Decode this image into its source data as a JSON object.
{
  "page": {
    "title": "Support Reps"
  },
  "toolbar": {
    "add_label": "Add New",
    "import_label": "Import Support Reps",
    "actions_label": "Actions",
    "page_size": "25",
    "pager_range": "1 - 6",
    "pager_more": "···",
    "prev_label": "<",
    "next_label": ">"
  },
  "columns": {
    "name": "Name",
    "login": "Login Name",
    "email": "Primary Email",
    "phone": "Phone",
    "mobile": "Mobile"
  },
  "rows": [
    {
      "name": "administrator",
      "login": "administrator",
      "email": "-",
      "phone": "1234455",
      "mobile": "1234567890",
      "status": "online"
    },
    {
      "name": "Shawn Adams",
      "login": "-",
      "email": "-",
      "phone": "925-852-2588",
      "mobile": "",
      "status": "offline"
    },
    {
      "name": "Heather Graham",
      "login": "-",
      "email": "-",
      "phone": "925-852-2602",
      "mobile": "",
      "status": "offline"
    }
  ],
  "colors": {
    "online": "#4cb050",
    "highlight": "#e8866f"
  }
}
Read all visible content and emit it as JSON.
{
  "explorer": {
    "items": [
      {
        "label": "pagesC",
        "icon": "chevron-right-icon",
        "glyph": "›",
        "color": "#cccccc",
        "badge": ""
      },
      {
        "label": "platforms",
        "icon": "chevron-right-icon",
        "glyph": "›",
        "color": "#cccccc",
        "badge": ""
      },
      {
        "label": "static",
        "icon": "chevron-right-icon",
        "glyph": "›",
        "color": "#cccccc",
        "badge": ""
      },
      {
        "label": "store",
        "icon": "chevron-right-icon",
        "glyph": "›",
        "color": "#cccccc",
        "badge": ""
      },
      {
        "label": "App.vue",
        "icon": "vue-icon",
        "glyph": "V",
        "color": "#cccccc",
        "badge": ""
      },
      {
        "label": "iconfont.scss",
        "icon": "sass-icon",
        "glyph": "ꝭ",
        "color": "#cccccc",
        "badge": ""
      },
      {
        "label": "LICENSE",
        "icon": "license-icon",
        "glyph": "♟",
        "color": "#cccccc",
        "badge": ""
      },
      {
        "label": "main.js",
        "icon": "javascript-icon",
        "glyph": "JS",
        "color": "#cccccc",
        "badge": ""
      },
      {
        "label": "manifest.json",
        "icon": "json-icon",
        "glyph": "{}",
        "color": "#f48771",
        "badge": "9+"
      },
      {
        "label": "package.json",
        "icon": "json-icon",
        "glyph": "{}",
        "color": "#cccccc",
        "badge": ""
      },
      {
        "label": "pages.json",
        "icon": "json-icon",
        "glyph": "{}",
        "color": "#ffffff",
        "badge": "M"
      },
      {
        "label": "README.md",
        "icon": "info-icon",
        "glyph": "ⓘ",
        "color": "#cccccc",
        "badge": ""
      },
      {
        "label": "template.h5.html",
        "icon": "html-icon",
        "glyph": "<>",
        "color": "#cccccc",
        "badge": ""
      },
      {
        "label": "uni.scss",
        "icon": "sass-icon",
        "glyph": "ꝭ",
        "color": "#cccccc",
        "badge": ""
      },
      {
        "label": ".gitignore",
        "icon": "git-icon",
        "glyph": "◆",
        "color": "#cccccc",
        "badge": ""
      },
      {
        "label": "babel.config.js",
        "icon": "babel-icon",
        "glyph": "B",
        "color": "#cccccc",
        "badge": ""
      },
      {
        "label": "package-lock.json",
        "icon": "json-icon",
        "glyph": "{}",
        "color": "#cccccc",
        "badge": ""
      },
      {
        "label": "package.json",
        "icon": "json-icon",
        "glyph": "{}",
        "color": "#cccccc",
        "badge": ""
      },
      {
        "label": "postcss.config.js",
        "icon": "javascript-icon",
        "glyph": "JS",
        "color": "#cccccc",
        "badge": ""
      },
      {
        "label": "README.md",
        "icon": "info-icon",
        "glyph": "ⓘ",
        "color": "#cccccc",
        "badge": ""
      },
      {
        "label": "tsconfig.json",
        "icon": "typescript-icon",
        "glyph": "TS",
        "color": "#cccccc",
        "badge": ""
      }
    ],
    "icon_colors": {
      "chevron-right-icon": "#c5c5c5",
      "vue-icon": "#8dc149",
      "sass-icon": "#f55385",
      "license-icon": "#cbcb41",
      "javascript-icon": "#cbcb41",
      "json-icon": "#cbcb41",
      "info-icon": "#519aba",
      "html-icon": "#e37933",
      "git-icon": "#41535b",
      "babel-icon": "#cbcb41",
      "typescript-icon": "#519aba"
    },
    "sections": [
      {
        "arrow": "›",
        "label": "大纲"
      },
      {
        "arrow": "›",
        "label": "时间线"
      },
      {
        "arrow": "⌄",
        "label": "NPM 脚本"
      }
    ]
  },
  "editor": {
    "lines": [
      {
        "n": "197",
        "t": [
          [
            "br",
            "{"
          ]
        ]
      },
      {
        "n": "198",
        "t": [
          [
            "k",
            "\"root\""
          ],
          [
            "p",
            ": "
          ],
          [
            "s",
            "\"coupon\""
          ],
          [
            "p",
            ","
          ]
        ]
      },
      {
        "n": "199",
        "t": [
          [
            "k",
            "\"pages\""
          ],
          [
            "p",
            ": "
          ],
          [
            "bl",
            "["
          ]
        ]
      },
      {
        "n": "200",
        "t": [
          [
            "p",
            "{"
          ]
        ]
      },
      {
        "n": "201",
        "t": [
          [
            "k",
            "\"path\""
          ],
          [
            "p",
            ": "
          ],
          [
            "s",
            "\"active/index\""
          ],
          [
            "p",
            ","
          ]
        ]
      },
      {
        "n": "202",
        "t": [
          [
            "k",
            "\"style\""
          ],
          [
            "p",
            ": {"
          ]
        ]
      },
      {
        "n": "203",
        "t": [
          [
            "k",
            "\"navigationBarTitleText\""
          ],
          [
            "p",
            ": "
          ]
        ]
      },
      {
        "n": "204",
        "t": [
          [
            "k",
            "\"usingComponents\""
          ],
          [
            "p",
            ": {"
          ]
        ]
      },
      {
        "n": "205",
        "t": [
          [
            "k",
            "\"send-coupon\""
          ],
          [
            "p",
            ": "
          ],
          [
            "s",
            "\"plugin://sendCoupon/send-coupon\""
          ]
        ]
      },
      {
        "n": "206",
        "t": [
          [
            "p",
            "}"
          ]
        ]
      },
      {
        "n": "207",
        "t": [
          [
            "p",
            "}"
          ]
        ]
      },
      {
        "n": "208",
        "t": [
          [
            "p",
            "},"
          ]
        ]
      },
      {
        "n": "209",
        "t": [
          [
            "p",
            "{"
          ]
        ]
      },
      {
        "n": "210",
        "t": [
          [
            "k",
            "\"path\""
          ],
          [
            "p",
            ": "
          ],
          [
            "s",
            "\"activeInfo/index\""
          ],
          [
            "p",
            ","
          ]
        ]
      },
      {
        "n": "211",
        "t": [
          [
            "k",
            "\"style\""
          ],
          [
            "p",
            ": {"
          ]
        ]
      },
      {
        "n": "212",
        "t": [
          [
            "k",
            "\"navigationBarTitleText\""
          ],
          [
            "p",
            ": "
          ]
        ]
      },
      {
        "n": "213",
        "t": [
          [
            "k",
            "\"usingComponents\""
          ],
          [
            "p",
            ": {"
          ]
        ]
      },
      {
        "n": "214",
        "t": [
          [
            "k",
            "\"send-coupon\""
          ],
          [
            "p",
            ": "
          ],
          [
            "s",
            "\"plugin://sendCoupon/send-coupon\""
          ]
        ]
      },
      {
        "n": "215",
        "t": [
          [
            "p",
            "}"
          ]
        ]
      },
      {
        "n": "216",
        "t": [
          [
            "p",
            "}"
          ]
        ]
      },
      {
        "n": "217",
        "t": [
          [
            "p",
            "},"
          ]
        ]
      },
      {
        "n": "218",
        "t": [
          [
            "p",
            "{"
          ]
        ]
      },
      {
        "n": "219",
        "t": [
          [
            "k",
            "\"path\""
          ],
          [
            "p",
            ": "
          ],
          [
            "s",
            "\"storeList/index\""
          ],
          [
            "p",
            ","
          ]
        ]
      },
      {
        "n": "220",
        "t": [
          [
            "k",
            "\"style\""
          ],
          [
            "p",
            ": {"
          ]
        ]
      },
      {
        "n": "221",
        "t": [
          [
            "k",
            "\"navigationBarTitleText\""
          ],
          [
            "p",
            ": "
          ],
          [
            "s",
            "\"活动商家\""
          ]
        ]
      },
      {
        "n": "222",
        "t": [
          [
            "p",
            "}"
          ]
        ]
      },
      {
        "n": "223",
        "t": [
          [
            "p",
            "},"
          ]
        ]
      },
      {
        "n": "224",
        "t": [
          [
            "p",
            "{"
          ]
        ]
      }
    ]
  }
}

## Request
Find the word "babel" in the records and pull out each line that has it.

## Written answer
        "label": "babel.config.js",
        "icon": "babel-icon",
      "babel-icon": "#cbcb41",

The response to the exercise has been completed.